- [Saved entries]
■ ■ ■ ■ ■ ■ ■

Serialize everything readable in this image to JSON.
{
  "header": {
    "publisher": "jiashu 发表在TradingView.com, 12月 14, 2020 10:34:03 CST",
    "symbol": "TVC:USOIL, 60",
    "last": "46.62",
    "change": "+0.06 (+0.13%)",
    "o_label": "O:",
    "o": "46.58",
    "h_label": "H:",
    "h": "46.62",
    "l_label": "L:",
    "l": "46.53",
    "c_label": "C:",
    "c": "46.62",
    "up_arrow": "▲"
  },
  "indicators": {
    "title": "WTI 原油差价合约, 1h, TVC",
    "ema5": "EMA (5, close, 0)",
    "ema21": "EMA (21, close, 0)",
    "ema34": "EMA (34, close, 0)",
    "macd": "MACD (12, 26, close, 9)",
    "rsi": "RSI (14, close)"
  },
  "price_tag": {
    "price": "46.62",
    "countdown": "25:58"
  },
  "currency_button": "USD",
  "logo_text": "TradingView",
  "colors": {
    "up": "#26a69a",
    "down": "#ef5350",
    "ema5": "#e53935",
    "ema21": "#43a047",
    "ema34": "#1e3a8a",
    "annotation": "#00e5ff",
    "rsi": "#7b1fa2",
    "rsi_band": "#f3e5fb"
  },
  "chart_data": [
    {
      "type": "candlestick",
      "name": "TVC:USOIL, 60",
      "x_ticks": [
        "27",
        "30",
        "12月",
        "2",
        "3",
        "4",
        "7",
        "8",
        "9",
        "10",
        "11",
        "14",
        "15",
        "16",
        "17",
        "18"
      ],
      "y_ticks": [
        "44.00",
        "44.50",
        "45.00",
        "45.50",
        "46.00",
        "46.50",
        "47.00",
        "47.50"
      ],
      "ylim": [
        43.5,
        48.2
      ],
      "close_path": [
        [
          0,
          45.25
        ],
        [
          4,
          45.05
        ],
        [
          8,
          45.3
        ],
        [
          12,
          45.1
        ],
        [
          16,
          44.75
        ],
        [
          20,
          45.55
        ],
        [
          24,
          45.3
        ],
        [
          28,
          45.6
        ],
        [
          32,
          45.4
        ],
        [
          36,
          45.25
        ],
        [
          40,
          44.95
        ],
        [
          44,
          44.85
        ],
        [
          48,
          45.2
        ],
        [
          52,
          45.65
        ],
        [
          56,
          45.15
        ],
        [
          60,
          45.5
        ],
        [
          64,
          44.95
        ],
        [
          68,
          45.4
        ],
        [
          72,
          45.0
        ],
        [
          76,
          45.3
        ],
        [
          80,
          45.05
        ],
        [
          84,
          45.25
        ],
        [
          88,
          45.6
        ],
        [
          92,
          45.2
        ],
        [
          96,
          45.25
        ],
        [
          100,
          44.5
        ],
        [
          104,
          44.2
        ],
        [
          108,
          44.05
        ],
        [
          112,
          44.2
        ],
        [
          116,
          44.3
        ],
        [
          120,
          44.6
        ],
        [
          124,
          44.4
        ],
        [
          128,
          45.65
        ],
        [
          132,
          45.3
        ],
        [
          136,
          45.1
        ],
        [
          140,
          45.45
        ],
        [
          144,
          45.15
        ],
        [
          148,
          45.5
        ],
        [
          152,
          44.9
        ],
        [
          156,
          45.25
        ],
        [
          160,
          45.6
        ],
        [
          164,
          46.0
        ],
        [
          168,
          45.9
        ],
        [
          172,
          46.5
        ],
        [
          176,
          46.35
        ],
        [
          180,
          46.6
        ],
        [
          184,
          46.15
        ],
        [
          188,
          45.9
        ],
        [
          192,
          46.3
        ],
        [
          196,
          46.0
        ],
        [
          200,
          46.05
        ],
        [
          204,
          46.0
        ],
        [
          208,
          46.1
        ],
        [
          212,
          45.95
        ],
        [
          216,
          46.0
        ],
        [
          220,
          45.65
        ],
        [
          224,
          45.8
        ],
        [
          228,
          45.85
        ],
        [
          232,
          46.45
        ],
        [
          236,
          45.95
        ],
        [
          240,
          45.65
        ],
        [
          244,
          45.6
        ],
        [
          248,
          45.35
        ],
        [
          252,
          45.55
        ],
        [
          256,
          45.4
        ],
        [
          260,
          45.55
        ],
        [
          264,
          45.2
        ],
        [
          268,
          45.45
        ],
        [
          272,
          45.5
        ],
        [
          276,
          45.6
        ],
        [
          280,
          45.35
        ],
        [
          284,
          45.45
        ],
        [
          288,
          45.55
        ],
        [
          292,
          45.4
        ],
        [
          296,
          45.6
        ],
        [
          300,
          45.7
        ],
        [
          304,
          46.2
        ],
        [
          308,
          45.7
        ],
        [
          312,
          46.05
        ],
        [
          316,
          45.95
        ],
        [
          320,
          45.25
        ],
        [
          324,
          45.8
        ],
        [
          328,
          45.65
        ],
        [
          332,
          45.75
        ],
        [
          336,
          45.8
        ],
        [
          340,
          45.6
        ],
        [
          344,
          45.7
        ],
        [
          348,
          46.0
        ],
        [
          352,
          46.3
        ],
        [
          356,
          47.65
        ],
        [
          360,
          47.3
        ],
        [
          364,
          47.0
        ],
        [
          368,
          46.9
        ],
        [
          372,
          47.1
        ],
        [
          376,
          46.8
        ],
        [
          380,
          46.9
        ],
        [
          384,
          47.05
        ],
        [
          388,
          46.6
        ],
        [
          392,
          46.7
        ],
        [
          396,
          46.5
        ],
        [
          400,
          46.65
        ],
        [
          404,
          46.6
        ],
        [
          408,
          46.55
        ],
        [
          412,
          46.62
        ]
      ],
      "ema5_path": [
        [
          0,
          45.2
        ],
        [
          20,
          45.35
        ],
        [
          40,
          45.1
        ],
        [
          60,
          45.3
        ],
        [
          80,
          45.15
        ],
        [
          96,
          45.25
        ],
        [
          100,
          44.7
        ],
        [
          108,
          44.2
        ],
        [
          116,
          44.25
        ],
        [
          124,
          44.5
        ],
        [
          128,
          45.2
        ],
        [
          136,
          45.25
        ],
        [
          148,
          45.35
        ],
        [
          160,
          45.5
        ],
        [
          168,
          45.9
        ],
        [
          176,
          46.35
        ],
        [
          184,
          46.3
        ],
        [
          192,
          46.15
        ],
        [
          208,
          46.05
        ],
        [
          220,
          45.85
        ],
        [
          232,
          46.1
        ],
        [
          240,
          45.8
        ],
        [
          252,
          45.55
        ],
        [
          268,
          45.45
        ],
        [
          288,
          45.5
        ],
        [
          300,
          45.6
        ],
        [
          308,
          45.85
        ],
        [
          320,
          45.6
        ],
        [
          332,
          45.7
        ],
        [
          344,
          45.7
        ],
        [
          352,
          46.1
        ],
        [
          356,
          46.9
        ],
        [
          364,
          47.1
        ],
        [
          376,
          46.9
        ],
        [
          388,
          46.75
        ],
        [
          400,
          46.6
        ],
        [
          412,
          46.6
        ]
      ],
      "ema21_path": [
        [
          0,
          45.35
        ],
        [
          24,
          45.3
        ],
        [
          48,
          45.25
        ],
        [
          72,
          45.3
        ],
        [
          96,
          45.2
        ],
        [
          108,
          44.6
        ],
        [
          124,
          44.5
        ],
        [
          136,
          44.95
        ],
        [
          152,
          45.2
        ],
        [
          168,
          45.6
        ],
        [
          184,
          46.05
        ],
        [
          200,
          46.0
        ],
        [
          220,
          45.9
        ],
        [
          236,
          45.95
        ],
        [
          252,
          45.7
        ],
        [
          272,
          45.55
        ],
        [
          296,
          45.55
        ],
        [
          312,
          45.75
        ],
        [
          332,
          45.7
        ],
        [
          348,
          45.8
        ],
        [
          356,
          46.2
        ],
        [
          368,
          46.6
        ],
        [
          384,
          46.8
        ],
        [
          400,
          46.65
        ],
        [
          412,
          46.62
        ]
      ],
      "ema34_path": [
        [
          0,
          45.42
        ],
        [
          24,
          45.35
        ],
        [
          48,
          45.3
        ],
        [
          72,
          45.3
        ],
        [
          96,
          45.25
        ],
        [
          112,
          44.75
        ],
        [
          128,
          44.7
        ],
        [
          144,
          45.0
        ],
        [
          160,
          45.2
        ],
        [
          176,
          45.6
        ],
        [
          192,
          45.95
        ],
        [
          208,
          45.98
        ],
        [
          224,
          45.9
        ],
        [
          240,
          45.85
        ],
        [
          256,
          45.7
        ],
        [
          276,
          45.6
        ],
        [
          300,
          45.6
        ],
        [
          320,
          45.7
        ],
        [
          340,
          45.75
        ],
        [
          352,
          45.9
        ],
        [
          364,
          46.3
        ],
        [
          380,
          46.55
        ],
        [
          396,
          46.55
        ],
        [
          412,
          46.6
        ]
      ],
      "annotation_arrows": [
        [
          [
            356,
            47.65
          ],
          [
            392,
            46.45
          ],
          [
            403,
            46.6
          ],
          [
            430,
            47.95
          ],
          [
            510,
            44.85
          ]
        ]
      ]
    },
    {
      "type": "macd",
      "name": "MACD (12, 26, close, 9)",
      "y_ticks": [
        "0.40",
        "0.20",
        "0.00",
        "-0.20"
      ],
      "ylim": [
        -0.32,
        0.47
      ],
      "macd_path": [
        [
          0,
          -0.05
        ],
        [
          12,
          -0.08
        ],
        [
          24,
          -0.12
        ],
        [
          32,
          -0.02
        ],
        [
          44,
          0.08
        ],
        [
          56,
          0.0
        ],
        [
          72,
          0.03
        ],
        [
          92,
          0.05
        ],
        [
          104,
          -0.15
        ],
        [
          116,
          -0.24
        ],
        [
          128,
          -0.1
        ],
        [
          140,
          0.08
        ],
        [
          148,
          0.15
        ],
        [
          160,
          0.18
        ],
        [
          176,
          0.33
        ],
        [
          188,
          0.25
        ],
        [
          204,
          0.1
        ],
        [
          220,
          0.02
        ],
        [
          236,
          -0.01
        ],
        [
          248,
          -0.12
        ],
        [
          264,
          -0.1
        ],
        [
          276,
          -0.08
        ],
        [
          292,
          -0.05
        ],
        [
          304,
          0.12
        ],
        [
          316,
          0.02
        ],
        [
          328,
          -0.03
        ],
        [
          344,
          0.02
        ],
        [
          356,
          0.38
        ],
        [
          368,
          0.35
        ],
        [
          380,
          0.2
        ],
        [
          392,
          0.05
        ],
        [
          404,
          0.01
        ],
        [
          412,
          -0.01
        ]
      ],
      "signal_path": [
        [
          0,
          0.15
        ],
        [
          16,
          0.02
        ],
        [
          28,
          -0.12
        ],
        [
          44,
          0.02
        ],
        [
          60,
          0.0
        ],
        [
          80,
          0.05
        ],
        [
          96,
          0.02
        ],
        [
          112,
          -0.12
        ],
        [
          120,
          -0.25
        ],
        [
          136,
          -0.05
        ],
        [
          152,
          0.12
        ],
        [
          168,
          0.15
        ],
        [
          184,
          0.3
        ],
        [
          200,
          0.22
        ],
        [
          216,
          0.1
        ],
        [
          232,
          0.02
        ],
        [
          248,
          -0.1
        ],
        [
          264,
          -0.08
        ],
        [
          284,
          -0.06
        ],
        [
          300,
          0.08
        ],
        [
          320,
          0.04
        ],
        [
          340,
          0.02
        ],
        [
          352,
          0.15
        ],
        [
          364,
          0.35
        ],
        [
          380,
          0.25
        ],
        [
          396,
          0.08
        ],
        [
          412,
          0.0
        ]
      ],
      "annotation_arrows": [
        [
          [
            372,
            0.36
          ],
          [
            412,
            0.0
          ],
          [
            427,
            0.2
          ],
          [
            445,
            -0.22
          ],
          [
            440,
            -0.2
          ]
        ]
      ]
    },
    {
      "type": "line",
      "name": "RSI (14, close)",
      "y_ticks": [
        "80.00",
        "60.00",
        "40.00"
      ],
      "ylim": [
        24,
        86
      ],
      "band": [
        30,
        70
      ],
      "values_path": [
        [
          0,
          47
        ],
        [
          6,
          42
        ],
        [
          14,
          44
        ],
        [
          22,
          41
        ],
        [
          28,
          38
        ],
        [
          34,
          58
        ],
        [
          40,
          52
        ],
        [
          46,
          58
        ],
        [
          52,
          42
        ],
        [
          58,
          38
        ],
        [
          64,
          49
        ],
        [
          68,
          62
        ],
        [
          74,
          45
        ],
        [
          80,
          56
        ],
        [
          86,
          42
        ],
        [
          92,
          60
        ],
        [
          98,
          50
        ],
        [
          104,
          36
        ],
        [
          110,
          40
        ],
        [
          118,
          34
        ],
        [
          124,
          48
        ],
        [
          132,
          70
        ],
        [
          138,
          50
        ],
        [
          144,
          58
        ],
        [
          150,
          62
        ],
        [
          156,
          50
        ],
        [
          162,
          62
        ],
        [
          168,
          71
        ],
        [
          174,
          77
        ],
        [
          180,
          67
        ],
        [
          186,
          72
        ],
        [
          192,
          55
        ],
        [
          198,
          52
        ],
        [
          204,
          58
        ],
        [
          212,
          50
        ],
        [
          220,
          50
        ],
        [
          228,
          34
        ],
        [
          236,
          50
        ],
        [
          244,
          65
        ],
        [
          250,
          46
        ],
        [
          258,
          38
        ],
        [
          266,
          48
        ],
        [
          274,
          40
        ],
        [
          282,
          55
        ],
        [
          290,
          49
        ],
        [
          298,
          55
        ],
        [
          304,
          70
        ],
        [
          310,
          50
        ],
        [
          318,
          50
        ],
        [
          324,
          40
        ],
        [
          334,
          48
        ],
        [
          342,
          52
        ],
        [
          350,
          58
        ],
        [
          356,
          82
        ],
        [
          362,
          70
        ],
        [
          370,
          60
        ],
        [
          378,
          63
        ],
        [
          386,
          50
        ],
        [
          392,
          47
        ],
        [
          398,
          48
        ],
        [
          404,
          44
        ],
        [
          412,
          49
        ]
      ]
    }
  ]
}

■ ■ ■ ■ ■ ■ ■

- [WHAT THE TASK ASKS] Work out how many lines of the material above contain the word "USOIL", then give only that figure.

- [RESPONSE] 2